Task prompt
Give the data a second time, exactly and in full.

Exercise input
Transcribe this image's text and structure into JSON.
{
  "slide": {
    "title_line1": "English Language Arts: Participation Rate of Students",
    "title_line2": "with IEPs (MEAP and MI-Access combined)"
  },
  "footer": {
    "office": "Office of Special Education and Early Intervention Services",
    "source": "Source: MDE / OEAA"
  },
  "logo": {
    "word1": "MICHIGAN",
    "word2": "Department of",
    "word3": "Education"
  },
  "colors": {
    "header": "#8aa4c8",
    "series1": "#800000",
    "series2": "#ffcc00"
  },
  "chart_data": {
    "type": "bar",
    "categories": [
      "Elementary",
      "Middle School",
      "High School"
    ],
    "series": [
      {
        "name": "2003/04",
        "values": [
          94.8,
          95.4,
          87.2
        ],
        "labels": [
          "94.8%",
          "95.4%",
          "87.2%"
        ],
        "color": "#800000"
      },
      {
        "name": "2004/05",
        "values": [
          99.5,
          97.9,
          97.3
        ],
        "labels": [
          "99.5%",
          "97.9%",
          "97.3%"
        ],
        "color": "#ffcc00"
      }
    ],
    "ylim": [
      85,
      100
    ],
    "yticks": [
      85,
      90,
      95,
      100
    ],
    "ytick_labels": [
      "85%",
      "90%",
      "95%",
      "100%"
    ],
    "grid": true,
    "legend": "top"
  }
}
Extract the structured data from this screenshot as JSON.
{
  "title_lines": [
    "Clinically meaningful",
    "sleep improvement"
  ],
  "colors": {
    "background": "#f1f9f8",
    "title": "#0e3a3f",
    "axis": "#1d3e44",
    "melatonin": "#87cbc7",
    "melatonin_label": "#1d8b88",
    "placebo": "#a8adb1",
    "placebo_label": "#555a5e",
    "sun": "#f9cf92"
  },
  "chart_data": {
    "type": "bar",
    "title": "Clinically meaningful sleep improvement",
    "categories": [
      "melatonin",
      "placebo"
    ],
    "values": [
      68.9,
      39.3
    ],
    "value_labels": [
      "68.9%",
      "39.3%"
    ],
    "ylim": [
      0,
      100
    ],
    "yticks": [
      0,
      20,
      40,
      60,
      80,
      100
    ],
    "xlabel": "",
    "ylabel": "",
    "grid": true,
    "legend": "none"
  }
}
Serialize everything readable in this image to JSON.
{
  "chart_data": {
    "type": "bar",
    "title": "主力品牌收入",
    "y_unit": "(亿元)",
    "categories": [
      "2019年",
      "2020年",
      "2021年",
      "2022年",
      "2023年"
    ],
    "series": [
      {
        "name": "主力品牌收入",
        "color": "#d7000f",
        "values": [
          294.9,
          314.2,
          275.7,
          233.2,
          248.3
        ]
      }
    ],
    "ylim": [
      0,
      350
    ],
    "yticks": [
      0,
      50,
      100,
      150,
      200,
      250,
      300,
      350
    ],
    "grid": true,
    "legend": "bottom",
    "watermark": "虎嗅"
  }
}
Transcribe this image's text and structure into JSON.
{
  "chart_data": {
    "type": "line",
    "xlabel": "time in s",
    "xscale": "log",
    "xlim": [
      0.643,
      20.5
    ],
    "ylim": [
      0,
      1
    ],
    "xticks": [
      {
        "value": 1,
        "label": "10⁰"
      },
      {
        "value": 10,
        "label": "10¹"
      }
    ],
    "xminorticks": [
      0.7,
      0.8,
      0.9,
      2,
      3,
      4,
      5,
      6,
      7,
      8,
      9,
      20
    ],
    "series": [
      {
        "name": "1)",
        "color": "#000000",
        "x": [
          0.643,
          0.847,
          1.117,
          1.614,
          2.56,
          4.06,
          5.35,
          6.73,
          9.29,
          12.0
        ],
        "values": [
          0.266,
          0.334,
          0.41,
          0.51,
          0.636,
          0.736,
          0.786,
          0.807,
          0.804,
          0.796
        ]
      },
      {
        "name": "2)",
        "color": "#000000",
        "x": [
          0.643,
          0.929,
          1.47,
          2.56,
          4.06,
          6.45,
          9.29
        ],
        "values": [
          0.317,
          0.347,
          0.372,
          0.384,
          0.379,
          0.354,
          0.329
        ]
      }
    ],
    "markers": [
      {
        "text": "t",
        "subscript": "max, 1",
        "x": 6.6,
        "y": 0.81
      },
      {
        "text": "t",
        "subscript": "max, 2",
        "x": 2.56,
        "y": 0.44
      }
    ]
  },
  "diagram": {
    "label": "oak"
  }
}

Correct output
Transcribe this image's text and structure into JSON.
{
  "slide": {
    "title_line1": "English Language Arts: Participation Rate of Students",
    "title_line2": "with IEPs (MEAP and MI-Access combined)"
  },
  "footer": {
    "office": "Office of Special Education and Early Intervention Services",
    "source": "Source: MDE / OEAA"
  },
  "logo": {
    "word1": "MICHIGAN",
    "word2": "Department of",
    "word3": "Education"
  },
  "colors": {
    "header": "#8aa4c8",
    "series1": "#800000",
    "series2": "#ffcc00"
  },
  "chart_data": {
    "type": "bar",
    "categories": [
      "Elementary",
      "Middle School",
      "High School"
    ],
    "series": [
      {
        "name": "2003/04",
        "values": [
          94.8,
          95.4,
          87.2
        ],
        "labels": [
          "94.8%",
          "95.4%",
          "87.2%"
        ],
        "color": "#800000"
      },
      {
        "name": "2004/05",
        "values": [
          99.5,
          97.9,
          97.3
        ],
        "labels": [
          "99.5%",
          "97.9%",
          "97.3%"
        ],
        "color": "#ffcc00"
      }
    ],
    "ylim": [
      85,
      100
    ],
    "yticks": [
      85,
      90,
      95,
      100
    ],
    "ytick_labels": [
      "85%",
      "90%",
      "95%",
      "100%"
    ],
    "grid": true,
    "legend": "top"
  }
}
Extract the structured data from this screenshot as JSON.
{
  "title_lines": [
    "Clinically meaningful",
    "sleep improvement"
  ],
  "colors": {
    "background": "#f1f9f8",
    "title": "#0e3a3f",
    "axis": "#1d3e44",
    "melatonin": "#87cbc7",
    "melatonin_label": "#1d8b88",
    "placebo": "#a8adb1",
    "placebo_label": "#555a5e",
    "sun": "#f9cf92"
  },
  "chart_data": {
    "type": "bar",
    "title": "Clinically meaningful sleep improvement",
    "categories": [
      "melatonin",
      "placebo"
    ],
    "values": [
      68.9,
      39.3
    ],
    "value_labels": [
      "68.9%",
      "39.3%"
    ],
    "ylim": [
      0,
      100
    ],
    "yticks": [
      0,
      20,
      40,
      60,
      80,
      100
    ],
    "xlabel": "",
    "ylabel": "",
    "grid": true,
    "legend": "none"
  }
}
Serialize everything readable in this image to JSON.
{
  "chart_data": {
    "type": "bar",
    "title": "主力品牌收入",
    "y_unit": "(亿元)",
    "categories": [
      "2019年",
      "2020年",
      "2021年",
      "2022年",
      "2023年"
    ],
    "series": [
      {
        "name": "主力品牌收入",
        "color": "#d7000f",
        "values": [
          294.9,
          314.2,
          275.7,
          233.2,
          248.3
        ]
      }
    ],
    "ylim": [
      0,
      350
    ],
    "yticks": [
      0,
      50,
      100,
      150,
      200,
      250,
      300,
      350
    ],
    "grid": true,
    "legend": "bottom",
    "watermark": "虎嗅"
  }
}
Transcribe this image's text and structure into JSON.
{
  "chart_data": {
    "type": "line",
    "xlabel": "time in s",
    "xscale": "log",
    "xlim": [
      0.643,
      20.5
    ],
    "ylim": [
      0,
      1
    ],
    "xticks": [
      {
        "value": 1,
        "label": "10⁰"
      },
      {
        "value": 10,
        "label": "10¹"
      }
    ],
    "xminorticks": [
      0.7,
      0.8,
      0.9,
      2,
      3,
      4,
      5,
      6,
      7,
      8,
      9,
      20
    ],
    "series": [
      {
        "name": "1)",
        "color": "#000000",
        "x": [
          0.643,
          0.847,
          1.117,
          1.614,
          2.56,
          4.06,
          5.35,
          6.73,
          9.29,
          12.0
        ],
        "values": [
          0.266,
          0.334,
          0.41,
          0.51,
          0.636,
          0.736,
          0.786,
          0.807,
          0.804,
          0.796
        ]
      },
      {
        "name": "2)",
        "color": "#000000",
        "x": [
          0.643,
          0.929,
          1.47,
          2.56,
          4.06,
          6.45,
          9.29
        ],
        "values": [
          0.317,
          0.347,
          0.372,
          0.384,
          0.379,
          0.354,
          0.329
        ]
      }
    ],
    "markers": [
      {
        "text": "t",
        "subscript": "max, 1",
        "x": 6.6,
        "y": 0.81
      },
      {
        "text": "t",
        "subscript": "max, 2",
        "x": 2.56,
        "y": 0.44
      }
    ]
  },
  "diagram": {
    "label": "oak"
  }
}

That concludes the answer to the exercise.